TASK: Reproduce the listing below character for character; drop every image.

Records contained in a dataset
++++++

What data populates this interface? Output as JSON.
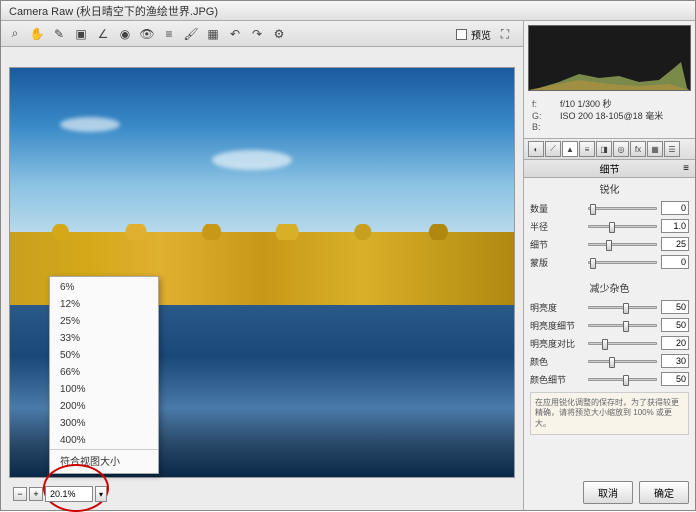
{
  "title": "Camera Raw (秋日晴空下的渔绘世界.JPG)",
  "toolbar": {
    "tools": [
      "magnify-icon",
      "hand-icon",
      "eyedropper-icon",
      "crop-icon",
      "straighten-icon",
      "spot-icon",
      "redeye-icon",
      "adjust-icon",
      "brush-icon",
      "gradient-icon",
      "rotate-left-icon",
      "rotate-right-icon",
      "prefs-icon"
    ],
    "preview_label": "预览"
  },
  "zoom": {
    "current": "20.1%",
    "options": [
      "6%",
      "12%",
      "25%",
      "33%",
      "50%",
      "66%",
      "100%",
      "200%",
      "300%",
      "400%",
      "符合视图大小"
    ]
  },
  "exif": {
    "line1_label": "f:",
    "line1_value": "f/10 1/300 秒",
    "line2_label": "G:",
    "line2_value": "ISO 200 18-105@18 毫米",
    "line3_label": "B:",
    "line3_value": ""
  },
  "panel_title": "细节",
  "sharpen": {
    "section": "锐化",
    "sliders": [
      {
        "label": "数量",
        "value": "0",
        "pos": 2
      },
      {
        "label": "半径",
        "value": "1.0",
        "pos": 30
      },
      {
        "label": "细节",
        "value": "25",
        "pos": 25
      },
      {
        "label": "蒙版",
        "value": "0",
        "pos": 2
      }
    ]
  },
  "noise": {
    "section": "减少杂色",
    "sliders": [
      {
        "label": "明亮度",
        "value": "50",
        "pos": 50
      },
      {
        "label": "明亮度细节",
        "value": "50",
        "pos": 50
      },
      {
        "label": "明亮度对比",
        "value": "20",
        "pos": 20
      },
      {
        "label": "颜色",
        "value": "30",
        "pos": 30
      },
      {
        "label": "颜色细节",
        "value": "50",
        "pos": 50
      }
    ]
  },
  "hint": "在应用锐化调整的保存时，为了获得较更精确，请将预览大小缩放到 100% 或更大。",
  "buttons": {
    "cancel": "取消",
    "ok": "确定"
  }
}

++++++

TASK RESULT:
What data populates this interface? Output as JSON.
{
  "title": "Camera Raw (秋日晴空下的渔绘世界.JPG)",
  "toolbar": {
    "tools": [
      "magnify-icon",
      "hand-icon",
      "eyedropper-icon",
      "crop-icon",
      "straighten-icon",
      "spot-icon",
      "redeye-icon",
      "adjust-icon",
      "brush-icon",
      "gradient-icon",
      "rotate-left-icon",
      "rotate-right-icon",
      "prefs-icon"
    ],
    "preview_label": "预览"
  },
  "zoom": {
    "current": "20.1%",
    "options": [
      "6%",
      "12%",
      "25%",
      "33%",
      "50%",
      "66%",
      "100%",
      "200%",
      "300%",
      "400%",
      "符合视图大小"
    ]
  },
  "exif": {
    "line1_label": "f:",
    "line1_value": "f/10 1/300 秒",
    "line2_label": "G:",
    "line2_value": "ISO 200 18-105@18 毫米",
    "line3_label": "B:",
    "line3_value": ""
  },
  "panel_title": "细节",
  "sharpen": {
    "section": "锐化",
    "sliders": [
      {
        "label": "数量",
        "value": "0",
        "pos": 2
      },
      {
        "label": "半径",
        "value": "1.0",
        "pos": 30
      },
      {
        "label": "细节",
        "value": "25",
        "pos": 25
      },
      {
        "label": "蒙版",
        "value": "0",
        "pos": 2
      }
    ]
  },
  "noise": {
    "section": "减少杂色",
    "sliders": [
      {
        "label": "明亮度",
        "value": "50",
        "pos": 50
      },
      {
        "label": "明亮度细节",
        "value": "50",
        "pos": 50
      },
      {
        "label": "明亮度对比",
        "value": "20",
        "pos": 20
      },
      {
        "label": "颜色",
        "value": "30",
        "pos": 30
      },
      {
        "label": "颜色细节",
        "value": "50",
        "pos": 50
      }
    ]
  },
  "hint": "在应用锐化调整的保存时，为了获得较更精确，请将预览大小缩放到 100% 或更大。",
  "buttons": {
    "cancel": "取消",
    "ok": "确定"
  }
}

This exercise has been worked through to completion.